---- PROVIDED DATA

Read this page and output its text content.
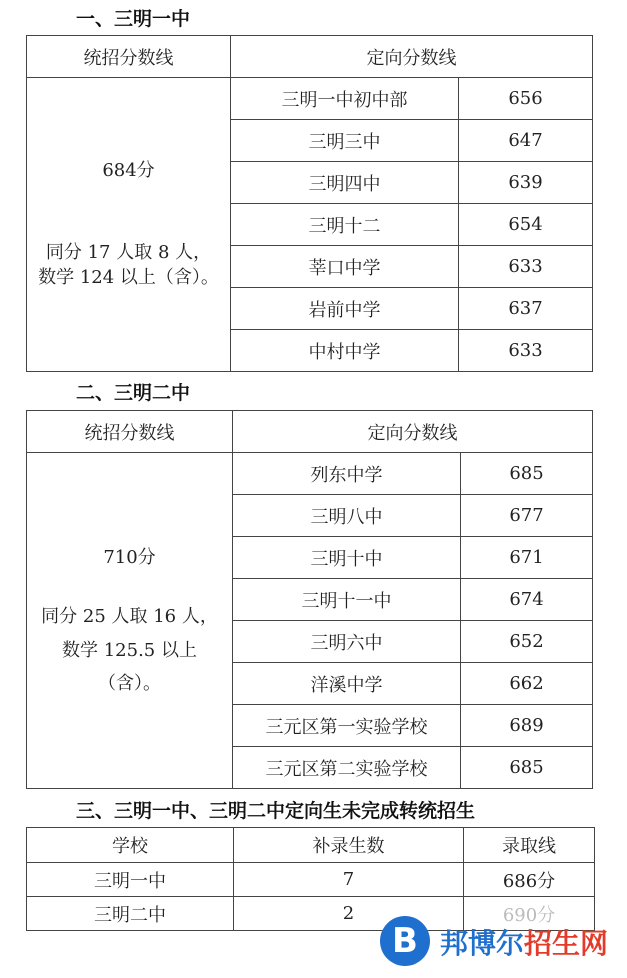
一、三明一中
统招分数线	定向分数线	

684分
同分 17 人取 8 人，
数学 124 以上（含）。	三明一中初中部	656
	三明三中	647
	三明四中	639
	三明十二	654
	莘口中学	633
	岩前中学	637
	中村中学	633
二、三明二中
统招分数线	定向分数线	

710分
同分 25 人取 16 人，
数学 125.5 以上
（含）。	列东中学	685
	三明八中	677
	三明十中	671
	三明十一中	674
	三明六中	652
	洋溪中学	662
	三元区第一实验学校	689
	三元区第二实验学校	685
三、三明一中、三明二中定向生未完成转统招生
学校	补录生数	录取线
三明一中	7	686分
三明二中	2	690分
B 邦博尔招生网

--------

GIVEN INSTRUCTION
Transcribe the records above exactly as they appear, leaving out any pictures.

WRITTEN SOLUTION
Read this page and output its text content.
一、三明一中
统招分数线	定向分数线	

684分
同分 17 人取 8 人，
数学 124 以上（含）。	三明一中初中部	656
	三明三中	647
	三明四中	639
	三明十二	654
	莘口中学	633
	岩前中学	637
	中村中学	633
二、三明二中
统招分数线	定向分数线	

710分
同分 25 人取 16 人，
数学 125.5 以上
（含）。	列东中学	685
	三明八中	677
	三明十中	671
	三明十一中	674
	三明六中	652
	洋溪中学	662
	三元区第一实验学校	689
	三元区第二实验学校	685
三、三明一中、三明二中定向生未完成转统招生
学校	补录生数	录取线
三明一中	7	686分
三明二中	2	690分
B 邦博尔招生网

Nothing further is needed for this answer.